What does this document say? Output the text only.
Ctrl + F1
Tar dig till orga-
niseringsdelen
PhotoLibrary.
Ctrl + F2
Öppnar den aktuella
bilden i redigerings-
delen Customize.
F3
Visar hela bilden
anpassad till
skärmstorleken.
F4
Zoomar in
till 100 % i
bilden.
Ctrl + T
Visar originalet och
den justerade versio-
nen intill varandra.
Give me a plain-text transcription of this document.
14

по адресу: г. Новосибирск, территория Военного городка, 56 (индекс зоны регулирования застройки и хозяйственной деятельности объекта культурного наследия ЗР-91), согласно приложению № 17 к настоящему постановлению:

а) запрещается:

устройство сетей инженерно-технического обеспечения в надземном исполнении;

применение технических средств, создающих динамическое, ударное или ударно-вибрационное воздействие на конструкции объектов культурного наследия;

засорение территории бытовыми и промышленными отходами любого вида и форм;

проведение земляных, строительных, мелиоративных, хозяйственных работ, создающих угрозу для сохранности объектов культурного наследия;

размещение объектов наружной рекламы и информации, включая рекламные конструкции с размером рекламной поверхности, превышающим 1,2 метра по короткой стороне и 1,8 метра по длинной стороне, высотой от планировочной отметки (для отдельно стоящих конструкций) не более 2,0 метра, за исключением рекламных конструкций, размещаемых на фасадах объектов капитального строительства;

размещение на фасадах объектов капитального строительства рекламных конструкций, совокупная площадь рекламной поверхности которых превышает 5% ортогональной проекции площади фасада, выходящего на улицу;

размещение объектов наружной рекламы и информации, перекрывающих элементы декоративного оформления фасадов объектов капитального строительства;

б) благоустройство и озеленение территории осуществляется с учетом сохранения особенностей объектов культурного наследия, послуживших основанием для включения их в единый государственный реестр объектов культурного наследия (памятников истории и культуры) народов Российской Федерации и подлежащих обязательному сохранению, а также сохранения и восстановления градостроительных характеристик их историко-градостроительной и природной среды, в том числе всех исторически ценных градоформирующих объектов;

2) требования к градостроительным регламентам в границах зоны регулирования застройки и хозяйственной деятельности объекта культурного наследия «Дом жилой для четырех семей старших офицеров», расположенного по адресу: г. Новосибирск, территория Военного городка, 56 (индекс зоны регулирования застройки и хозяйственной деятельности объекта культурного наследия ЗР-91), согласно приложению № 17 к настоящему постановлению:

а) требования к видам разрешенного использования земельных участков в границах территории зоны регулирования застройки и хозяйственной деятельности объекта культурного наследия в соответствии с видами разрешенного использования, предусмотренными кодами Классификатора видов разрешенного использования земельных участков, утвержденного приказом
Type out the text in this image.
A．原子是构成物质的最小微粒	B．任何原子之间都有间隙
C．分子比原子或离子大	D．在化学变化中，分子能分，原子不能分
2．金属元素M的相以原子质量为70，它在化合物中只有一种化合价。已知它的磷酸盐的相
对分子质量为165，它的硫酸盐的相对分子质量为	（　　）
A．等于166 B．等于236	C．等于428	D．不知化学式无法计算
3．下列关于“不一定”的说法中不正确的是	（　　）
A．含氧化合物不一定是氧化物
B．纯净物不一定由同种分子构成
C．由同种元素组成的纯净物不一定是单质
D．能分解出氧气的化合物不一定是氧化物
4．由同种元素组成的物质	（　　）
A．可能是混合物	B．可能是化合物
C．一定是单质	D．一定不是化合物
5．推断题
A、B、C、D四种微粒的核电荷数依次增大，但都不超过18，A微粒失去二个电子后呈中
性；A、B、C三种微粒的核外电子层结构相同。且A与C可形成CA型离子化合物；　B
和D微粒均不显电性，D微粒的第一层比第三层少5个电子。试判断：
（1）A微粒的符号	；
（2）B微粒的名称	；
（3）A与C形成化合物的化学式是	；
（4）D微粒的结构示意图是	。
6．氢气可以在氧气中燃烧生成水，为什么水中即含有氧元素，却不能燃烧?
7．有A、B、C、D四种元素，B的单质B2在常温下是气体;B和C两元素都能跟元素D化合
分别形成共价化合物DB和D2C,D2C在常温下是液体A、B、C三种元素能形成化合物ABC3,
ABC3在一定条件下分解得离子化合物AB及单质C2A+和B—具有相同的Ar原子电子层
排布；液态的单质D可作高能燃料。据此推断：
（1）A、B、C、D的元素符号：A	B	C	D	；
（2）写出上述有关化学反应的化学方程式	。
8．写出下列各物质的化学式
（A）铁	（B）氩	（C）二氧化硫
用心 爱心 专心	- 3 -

= = =

- The request -
Write down the full listing again, exactly.

- Solution to the exercise -
What does this document say? Output the text only.
Ctrl + F1
Tar dig till orga-
niseringsdelen
PhotoLibrary.
Ctrl + F2
Öppnar den aktuella
bilden i redigerings-
delen Customize.
F3
Visar hela bilden
anpassad till
skärmstorleken.
F4
Zoomar in
till 100 % i
bilden.
Ctrl + T
Visar originalet och
den justerade versio-
nen intill varandra.
Give me a plain-text transcription of this document.
14

по адресу: г. Новосибирск, территория Военного городка, 56 (индекс зоны регулирования застройки и хозяйственной деятельности объекта культурного наследия ЗР-91), согласно приложению № 17 к настоящему постановлению:

а) запрещается:

устройство сетей инженерно-технического обеспечения в надземном исполнении;

применение технических средств, создающих динамическое, ударное или ударно-вибрационное воздействие на конструкции объектов культурного наследия;

засорение территории бытовыми и промышленными отходами любого вида и форм;

проведение земляных, строительных, мелиоративных, хозяйственных работ, создающих угрозу для сохранности объектов культурного наследия;

размещение объектов наружной рекламы и информации, включая рекламные конструкции с размером рекламной поверхности, превышающим 1,2 метра по короткой стороне и 1,8 метра по длинной стороне, высотой от планировочной отметки (для отдельно стоящих конструкций) не более 2,0 метра, за исключением рекламных конструкций, размещаемых на фасадах объектов капитального строительства;

размещение на фасадах объектов капитального строительства рекламных конструкций, совокупная площадь рекламной поверхности которых превышает 5% ортогональной проекции площади фасада, выходящего на улицу;

размещение объектов наружной рекламы и информации, перекрывающих элементы декоративного оформления фасадов объектов капитального строительства;

б) благоустройство и озеленение территории осуществляется с учетом сохранения особенностей объектов культурного наследия, послуживших основанием для включения их в единый государственный реестр объектов культурного наследия (памятников истории и культуры) народов Российской Федерации и подлежащих обязательному сохранению, а также сохранения и восстановления градостроительных характеристик их историко-градостроительной и природной среды, в том числе всех исторически ценных градоформирующих объектов;

2) требования к градостроительным регламентам в границах зоны регулирования застройки и хозяйственной деятельности объекта культурного наследия «Дом жилой для четырех семей старших офицеров», расположенного по адресу: г. Новосибирск, территория Военного городка, 56 (индекс зоны регулирования застройки и хозяйственной деятельности объекта культурного наследия ЗР-91), согласно приложению № 17 к настоящему постановлению:

а) требования к видам разрешенного использования земельных участков в границах территории зоны регулирования застройки и хозяйственной деятельности объекта культурного наследия в соответствии с видами разрешенного использования, предусмотренными кодами Классификатора видов разрешенного использования земельных участков, утвержденного приказом
Type out the text in this image.
A．原子是构成物质的最小微粒	B．任何原子之间都有间隙
C．分子比原子或离子大	D．在化学变化中，分子能分，原子不能分
2．金属元素M的相以原子质量为70，它在化合物中只有一种化合价。已知它的磷酸盐的相
对分子质量为165，它的硫酸盐的相对分子质量为	（　　）
A．等于166 B．等于236	C．等于428	D．不知化学式无法计算
3．下列关于“不一定”的说法中不正确的是	（　　）
A．含氧化合物不一定是氧化物
B．纯净物不一定由同种分子构成
C．由同种元素组成的纯净物不一定是单质
D．能分解出氧气的化合物不一定是氧化物
4．由同种元素组成的物质	（　　）
A．可能是混合物	B．可能是化合物
C．一定是单质	D．一定不是化合物
5．推断题
A、B、C、D四种微粒的核电荷数依次增大，但都不超过18，A微粒失去二个电子后呈中
性；A、B、C三种微粒的核外电子层结构相同。且A与C可形成CA型离子化合物；　B
和D微粒均不显电性，D微粒的第一层比第三层少5个电子。试判断：
（1）A微粒的符号	；
（2）B微粒的名称	；
（3）A与C形成化合物的化学式是	；
（4）D微粒的结构示意图是	。
6．氢气可以在氧气中燃烧生成水，为什么水中即含有氧元素，却不能燃烧?
7．有A、B、C、D四种元素，B的单质B2在常温下是气体;B和C两元素都能跟元素D化合
分别形成共价化合物DB和D2C,D2C在常温下是液体A、B、C三种元素能形成化合物ABC3,
ABC3在一定条件下分解得离子化合物AB及单质C2A+和B—具有相同的Ar原子电子层
排布；液态的单质D可作高能燃料。据此推断：
（1）A、B、C、D的元素符号：A	B	C	D	；
（2）写出上述有关化学反应的化学方程式	。
8．写出下列各物质的化学式
（A）铁	（B）氩	（C）二氧化硫
用心 爱心 专心	- 3 -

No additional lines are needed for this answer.